====== TEXT PROVIDED ======

Euphorbia Knuthii

Weight:- 500 g

Striped Green Spurge

Description :  Euphorbia knuthii is a dwarf spiny succulent shrublet with a tuberous main root, which continues into a serpentine caudex, freely branched from the top. The caudex grows upto 5 inches in diameter. It is sometimes accompanied by a number of underground rhizomes. Branches can get upto 1 metre long. It is closely allied to Euphorbia squarrosa, and Euphorbia Schinzii.

Knuthii blooms in mid to late summer and the seed capsules ripe about one month later. The flowers are green, reduced in size and aggregated into a cluster called cyathia. Spine shields are obovate, decurrent to 1 cm; spines 2-9 mm long, needle-like; prickles minute or absent. Leaves are 8-15 x 3.5 mm, lanceolate, falling off.

Origin:  South Africa & Swaziland

Family: Euphorbiaceae

Height: 1 metre

Light: Euphorbia prefers full sun in well drained soil and tolerates dry conditions as well as coastal exposure.. This plant will grow well on east / west and south facing windows. Euphorbia can get leggy and the higher the light, the better the plant growth and flowering habit.

Water: This plant can thrive on neglect. It can tolerate dry soil pretty well. Overall it has lower to medium watering requirements. Don t let the soil be soggy, as your plant will most likely rot. The plant prefer a bit more frequent watering than typical succulent plant. Also, avoid getting water on the leaves and stems because they can rot if they get too wet.

Humidity: Euphorbia is very tolerant of dry environments and is not needy in any way. It s pretty much indifferent to the humidity level as you can just as well grow it next to higher humidity plant.

Temperature: Growth may cease completely below 70 F, but will resume when warmer weather returns.

Soil: Likes poor, sandy soil that drains well

Fertilizer: Feed every 2 weeks a balanced liquid fertilizer and in winters at half-strength every month. .

Caution: Euphorbia sap is poisonous and can be a skin irritant so be careful when trimming or reporting the plant. If you are making cuttings you can use cold water to stop the oosing of the sap from both the plant and the cutting.

====== SUPPLIED DATA ======

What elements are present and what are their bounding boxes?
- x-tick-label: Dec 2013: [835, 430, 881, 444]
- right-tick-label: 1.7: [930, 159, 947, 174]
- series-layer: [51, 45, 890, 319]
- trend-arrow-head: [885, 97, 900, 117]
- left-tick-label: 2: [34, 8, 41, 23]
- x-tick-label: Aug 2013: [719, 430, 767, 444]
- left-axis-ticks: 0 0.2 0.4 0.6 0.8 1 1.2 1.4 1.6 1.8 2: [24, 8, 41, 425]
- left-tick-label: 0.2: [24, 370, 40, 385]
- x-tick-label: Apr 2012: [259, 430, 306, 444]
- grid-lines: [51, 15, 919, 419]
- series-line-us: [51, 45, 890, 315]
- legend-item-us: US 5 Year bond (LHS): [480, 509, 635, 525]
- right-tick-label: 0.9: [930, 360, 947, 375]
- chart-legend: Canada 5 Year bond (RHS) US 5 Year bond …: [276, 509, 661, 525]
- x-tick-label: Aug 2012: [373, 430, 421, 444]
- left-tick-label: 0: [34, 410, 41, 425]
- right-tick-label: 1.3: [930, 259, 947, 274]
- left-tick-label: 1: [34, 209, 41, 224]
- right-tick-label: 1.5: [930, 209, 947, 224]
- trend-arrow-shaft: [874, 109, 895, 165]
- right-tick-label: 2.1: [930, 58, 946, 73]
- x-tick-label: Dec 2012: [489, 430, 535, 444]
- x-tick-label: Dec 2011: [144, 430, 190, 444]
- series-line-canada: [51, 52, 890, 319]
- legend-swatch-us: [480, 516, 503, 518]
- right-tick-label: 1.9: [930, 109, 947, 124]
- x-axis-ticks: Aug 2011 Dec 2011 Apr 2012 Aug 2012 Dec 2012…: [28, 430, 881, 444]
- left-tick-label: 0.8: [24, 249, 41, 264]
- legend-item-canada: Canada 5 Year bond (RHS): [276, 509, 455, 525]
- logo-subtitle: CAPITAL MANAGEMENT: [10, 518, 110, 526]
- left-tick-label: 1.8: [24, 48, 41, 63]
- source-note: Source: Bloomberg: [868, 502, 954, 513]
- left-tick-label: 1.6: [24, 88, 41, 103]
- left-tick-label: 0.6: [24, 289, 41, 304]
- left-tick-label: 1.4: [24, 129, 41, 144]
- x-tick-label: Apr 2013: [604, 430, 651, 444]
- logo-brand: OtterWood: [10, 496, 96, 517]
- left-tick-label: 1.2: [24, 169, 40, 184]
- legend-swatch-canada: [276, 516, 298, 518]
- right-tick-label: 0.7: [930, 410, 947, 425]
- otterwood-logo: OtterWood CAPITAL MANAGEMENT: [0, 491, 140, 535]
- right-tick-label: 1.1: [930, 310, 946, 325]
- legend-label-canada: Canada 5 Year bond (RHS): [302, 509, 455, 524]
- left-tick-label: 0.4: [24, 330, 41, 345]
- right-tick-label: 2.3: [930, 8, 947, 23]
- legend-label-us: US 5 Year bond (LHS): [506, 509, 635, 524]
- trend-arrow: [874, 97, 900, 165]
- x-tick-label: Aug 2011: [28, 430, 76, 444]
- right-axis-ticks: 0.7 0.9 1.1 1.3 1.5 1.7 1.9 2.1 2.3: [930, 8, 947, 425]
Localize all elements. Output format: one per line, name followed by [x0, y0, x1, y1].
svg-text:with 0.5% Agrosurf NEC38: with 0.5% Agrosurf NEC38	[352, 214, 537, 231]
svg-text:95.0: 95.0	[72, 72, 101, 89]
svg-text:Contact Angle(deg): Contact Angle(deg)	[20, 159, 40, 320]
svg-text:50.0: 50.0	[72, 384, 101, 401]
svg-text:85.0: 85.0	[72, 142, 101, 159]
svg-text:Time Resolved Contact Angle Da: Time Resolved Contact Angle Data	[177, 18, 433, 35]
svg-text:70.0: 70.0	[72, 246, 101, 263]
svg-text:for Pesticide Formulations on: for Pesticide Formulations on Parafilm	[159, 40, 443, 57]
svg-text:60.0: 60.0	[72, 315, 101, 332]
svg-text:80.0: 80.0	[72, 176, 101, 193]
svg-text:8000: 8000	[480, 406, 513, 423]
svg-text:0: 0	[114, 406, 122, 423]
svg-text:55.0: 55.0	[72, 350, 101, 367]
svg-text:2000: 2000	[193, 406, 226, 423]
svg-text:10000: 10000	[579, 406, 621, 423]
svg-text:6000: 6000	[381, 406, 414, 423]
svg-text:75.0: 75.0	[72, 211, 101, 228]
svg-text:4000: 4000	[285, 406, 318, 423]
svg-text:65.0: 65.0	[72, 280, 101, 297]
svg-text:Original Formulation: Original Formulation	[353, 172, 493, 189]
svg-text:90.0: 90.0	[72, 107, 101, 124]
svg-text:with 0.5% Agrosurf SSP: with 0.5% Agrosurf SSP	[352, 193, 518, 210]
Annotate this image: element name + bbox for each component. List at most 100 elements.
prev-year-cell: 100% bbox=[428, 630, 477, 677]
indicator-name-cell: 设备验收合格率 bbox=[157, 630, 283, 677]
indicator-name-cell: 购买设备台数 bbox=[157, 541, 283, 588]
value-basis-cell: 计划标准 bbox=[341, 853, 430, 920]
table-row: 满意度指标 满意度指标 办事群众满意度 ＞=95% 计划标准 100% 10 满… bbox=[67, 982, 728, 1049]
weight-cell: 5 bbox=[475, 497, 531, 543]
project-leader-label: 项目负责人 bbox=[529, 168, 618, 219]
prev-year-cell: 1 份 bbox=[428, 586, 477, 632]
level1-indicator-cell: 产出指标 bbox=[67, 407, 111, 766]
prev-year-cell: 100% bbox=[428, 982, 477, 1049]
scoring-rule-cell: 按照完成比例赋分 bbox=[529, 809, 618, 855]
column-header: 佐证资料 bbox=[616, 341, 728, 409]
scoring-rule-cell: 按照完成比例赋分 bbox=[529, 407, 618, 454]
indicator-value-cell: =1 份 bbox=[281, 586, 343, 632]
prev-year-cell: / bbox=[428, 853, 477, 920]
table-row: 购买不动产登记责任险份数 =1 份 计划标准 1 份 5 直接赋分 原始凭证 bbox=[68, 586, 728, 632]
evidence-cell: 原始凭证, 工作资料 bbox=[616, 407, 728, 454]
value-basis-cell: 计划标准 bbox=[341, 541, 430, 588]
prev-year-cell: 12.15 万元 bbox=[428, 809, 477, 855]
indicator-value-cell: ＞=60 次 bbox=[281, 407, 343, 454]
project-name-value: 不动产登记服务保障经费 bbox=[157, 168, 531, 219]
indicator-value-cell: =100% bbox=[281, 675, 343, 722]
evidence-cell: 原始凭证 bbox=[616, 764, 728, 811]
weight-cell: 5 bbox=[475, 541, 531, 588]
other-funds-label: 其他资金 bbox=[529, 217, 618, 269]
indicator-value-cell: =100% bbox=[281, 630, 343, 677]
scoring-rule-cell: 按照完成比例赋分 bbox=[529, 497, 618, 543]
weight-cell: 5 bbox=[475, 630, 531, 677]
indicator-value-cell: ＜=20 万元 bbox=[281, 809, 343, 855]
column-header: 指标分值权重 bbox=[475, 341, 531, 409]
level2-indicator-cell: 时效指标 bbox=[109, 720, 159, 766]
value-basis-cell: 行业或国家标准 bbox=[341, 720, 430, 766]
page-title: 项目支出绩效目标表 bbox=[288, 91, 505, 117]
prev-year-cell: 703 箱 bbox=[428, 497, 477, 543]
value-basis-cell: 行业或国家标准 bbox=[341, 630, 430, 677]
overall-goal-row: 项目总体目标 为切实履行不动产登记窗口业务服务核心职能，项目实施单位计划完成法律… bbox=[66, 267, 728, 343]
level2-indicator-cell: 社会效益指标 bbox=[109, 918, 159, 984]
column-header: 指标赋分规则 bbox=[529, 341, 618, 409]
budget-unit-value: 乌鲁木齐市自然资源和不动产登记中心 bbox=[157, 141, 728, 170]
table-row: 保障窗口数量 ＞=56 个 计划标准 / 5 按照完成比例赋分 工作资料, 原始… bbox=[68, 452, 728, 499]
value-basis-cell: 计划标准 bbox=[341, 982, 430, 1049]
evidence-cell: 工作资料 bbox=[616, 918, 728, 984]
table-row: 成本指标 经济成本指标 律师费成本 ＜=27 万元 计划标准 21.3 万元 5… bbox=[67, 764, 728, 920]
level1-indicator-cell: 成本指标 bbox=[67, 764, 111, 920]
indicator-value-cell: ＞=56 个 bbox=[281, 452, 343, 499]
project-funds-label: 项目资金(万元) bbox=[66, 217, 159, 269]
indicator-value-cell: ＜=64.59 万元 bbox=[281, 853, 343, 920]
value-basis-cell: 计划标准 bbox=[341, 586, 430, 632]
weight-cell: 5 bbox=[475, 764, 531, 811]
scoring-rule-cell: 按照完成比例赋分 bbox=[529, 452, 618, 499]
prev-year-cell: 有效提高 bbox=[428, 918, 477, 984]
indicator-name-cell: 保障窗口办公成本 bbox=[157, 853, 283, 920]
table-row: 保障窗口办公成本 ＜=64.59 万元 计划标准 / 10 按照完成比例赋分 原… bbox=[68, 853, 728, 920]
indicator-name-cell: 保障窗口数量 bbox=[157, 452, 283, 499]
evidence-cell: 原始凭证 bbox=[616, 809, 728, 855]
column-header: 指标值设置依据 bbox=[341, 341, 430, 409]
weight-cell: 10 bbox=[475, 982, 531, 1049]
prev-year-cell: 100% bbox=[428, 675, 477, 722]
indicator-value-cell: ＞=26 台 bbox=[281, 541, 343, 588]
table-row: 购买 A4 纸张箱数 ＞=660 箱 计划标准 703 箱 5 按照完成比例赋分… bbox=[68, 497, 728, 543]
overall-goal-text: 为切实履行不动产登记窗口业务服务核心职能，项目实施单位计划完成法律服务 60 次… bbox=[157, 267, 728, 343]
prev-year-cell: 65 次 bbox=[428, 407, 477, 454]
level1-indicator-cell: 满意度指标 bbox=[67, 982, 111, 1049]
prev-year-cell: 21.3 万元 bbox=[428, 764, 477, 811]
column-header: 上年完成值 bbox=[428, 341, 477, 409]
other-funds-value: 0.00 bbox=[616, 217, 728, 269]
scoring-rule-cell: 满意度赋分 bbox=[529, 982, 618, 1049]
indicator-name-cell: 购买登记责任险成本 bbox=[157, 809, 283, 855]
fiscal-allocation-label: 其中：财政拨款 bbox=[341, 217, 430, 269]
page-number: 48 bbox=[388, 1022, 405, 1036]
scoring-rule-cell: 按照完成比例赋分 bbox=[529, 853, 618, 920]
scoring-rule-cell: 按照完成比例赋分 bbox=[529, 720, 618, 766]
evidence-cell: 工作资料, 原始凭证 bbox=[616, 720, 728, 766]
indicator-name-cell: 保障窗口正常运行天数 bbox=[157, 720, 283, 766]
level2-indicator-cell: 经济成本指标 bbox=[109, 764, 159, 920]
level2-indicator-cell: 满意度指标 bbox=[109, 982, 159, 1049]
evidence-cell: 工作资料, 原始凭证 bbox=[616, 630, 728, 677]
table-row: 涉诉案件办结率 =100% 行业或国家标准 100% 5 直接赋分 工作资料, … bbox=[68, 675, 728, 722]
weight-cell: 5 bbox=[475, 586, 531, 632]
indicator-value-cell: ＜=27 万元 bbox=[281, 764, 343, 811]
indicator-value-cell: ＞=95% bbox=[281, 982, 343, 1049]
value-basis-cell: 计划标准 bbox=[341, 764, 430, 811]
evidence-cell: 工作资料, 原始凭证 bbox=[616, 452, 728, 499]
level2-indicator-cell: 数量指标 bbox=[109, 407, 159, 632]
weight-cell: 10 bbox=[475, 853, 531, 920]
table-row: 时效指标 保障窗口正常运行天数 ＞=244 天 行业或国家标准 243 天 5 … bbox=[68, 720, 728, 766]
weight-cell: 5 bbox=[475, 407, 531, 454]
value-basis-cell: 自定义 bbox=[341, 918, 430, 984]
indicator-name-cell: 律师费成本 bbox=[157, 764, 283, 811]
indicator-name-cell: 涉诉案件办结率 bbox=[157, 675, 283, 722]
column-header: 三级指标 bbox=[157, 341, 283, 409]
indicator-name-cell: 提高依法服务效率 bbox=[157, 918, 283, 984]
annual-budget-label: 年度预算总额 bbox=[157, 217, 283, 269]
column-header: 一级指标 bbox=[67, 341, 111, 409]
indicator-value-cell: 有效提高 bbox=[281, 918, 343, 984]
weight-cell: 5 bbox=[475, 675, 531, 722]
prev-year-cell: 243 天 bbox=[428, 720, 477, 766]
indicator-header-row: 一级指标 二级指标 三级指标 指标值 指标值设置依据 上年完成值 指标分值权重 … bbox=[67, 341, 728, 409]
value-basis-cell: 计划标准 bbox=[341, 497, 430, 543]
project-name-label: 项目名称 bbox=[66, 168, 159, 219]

======

* WHAT TO DO
Reproduce word for word the stretch of the Euphorbia knuthii text from "Family: Euphorbiaceae" through "get too wet.".

* WRITTEN RESPONSE
Family: Euphorbiaceae

Height: 1 metre

Light: Euphorbia prefers full sun in well drained soil and tolerates dry conditions as well as coastal exposure.. This plant will grow well on east / west and south facing windows. Euphorbia can get leggy and the higher the light, the better the plant growth and flowering habit.

Water: This plant can thrive on neglect. It can tolerate dry soil pretty well. Overall it has lower to medium watering requirements. Don t let the soil be soggy, as your plant will most likely rot. The plant prefer a bit more frequent watering than typical succulent plant. Also, avoid getting water on the leaves and stems because they can rot if they get too wet.